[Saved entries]
====

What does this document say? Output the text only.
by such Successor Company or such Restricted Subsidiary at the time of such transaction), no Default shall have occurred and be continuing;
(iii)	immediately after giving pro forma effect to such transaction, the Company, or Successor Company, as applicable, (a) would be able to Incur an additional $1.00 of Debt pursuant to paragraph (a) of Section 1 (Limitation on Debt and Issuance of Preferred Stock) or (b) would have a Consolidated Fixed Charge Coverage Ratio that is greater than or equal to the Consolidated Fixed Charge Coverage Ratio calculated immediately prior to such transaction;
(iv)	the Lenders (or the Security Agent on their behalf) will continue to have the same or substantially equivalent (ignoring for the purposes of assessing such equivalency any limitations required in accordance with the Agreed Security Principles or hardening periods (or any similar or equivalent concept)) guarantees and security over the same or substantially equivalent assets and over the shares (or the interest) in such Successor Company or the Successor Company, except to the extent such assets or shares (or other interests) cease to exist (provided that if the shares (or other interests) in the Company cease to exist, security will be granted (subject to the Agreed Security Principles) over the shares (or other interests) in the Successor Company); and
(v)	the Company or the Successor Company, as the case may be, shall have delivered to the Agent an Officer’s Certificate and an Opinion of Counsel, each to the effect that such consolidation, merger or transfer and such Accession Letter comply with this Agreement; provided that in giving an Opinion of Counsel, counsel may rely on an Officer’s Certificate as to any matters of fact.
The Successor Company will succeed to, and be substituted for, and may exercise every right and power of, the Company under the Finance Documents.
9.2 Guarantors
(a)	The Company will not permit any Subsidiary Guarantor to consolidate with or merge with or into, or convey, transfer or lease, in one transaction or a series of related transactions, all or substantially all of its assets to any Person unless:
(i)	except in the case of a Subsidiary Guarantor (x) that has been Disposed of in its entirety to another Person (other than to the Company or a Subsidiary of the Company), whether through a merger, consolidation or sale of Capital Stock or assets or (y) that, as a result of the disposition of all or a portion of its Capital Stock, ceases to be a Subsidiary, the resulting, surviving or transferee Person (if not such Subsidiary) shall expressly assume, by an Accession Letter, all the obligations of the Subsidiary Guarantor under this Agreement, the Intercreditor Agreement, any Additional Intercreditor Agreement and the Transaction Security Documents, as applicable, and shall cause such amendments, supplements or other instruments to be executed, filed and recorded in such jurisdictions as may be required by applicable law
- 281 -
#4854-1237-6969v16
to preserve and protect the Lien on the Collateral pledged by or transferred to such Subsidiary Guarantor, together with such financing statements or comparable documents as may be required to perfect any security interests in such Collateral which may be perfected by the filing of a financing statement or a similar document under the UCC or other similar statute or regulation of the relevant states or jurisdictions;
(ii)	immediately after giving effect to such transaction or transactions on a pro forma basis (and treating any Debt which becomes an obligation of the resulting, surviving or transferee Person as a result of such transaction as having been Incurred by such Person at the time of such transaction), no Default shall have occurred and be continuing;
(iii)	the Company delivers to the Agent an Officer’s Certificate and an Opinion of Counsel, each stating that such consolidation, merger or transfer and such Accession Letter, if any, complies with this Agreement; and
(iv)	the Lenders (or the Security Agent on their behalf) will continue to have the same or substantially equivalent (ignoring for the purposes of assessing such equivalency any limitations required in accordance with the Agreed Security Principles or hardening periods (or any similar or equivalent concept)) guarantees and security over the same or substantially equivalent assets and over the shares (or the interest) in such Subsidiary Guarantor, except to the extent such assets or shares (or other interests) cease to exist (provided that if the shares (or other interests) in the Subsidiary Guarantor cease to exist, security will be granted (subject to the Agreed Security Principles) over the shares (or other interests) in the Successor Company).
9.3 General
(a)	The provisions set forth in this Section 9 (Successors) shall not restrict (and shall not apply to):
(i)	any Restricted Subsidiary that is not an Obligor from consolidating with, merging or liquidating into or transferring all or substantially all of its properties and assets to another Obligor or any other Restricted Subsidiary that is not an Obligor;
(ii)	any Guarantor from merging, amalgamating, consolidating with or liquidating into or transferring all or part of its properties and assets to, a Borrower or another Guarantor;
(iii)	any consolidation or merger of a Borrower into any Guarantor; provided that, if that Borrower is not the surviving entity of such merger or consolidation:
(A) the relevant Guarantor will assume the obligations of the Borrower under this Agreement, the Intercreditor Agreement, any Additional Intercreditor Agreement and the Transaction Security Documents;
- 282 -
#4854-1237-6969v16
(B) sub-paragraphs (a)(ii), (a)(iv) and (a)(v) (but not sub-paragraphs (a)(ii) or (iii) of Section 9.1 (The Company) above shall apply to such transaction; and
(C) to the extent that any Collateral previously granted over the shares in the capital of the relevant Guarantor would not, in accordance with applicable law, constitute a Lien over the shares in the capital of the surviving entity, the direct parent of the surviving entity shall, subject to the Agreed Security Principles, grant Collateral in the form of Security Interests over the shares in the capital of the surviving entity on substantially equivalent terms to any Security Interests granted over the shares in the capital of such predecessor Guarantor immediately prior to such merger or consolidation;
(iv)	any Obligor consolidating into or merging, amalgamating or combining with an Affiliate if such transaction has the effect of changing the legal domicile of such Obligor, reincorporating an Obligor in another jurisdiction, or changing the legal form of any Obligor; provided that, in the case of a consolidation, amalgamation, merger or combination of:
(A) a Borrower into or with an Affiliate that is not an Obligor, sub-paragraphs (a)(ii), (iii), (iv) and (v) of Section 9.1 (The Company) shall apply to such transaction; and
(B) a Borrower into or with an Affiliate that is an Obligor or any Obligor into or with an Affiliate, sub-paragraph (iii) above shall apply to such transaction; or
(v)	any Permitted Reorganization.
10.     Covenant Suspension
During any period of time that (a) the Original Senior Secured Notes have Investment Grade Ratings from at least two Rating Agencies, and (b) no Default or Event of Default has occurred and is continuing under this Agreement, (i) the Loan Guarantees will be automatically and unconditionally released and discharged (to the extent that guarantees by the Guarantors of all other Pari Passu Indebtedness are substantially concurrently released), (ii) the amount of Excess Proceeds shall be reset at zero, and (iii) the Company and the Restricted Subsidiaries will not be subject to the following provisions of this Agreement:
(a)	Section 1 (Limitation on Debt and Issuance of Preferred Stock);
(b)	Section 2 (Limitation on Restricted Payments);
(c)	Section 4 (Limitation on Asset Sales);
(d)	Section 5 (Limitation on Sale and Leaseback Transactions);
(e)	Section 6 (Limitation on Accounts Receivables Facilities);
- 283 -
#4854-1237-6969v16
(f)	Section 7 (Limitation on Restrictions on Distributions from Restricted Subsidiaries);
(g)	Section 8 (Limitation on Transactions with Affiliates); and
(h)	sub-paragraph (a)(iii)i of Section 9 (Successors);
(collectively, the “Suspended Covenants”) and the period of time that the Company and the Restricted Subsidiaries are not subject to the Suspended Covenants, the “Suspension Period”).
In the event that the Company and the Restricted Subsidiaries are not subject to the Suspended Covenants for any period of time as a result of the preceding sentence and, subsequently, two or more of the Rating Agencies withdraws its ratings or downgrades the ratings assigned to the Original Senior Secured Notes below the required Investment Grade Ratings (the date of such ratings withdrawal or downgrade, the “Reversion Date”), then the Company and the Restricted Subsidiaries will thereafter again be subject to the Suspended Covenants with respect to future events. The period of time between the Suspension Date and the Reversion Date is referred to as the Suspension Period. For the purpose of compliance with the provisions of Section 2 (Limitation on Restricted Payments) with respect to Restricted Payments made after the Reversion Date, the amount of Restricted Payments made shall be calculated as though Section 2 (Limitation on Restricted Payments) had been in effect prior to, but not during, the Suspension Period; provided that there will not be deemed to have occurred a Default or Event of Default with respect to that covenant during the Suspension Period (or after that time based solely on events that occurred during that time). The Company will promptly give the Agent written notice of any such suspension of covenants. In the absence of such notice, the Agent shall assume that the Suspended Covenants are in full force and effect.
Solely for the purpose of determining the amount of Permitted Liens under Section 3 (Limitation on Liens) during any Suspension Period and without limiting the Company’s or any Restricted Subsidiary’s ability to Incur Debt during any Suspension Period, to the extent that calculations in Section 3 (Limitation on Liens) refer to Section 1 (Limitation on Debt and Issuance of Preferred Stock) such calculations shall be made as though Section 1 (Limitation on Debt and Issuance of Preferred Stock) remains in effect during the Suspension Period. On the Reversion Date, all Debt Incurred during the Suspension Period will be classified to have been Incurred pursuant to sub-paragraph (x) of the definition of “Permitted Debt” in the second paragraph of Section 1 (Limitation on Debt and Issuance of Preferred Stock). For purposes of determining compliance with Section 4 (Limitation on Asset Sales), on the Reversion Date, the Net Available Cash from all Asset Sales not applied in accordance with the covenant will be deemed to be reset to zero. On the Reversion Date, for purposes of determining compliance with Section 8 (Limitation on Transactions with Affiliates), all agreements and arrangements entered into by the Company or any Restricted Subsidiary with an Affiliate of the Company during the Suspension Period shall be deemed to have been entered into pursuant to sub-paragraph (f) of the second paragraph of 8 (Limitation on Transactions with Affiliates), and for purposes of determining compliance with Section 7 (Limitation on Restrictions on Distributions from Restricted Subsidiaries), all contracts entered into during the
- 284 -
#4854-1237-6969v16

====

> Brief
Report all lines of the data above that include the string "merging".

> Answer in full
(i)	any Restricted Subsidiary that is not an Obligor from consolidating with, merging or liquidating into or transferring all or substantially all of its properties and assets to another Obligor or any other Restricted Subsidiary that is not an Obligor;
(ii)	any Guarantor from merging, amalgamating, consolidating with or liquidating into or transferring all or part of its properties and assets to, a Borrower or another Guarantor;
(iv)	any Obligor consolidating into or merging, amalgamating or combining with an Affiliate if such transaction has the effect of changing the legal domicile of such Obligor, reincorporating an Obligor in another jurisdiction, or changing the legal form of any Obligor; provided that, in the case of a consolidation, amalgamation, merger or combination of:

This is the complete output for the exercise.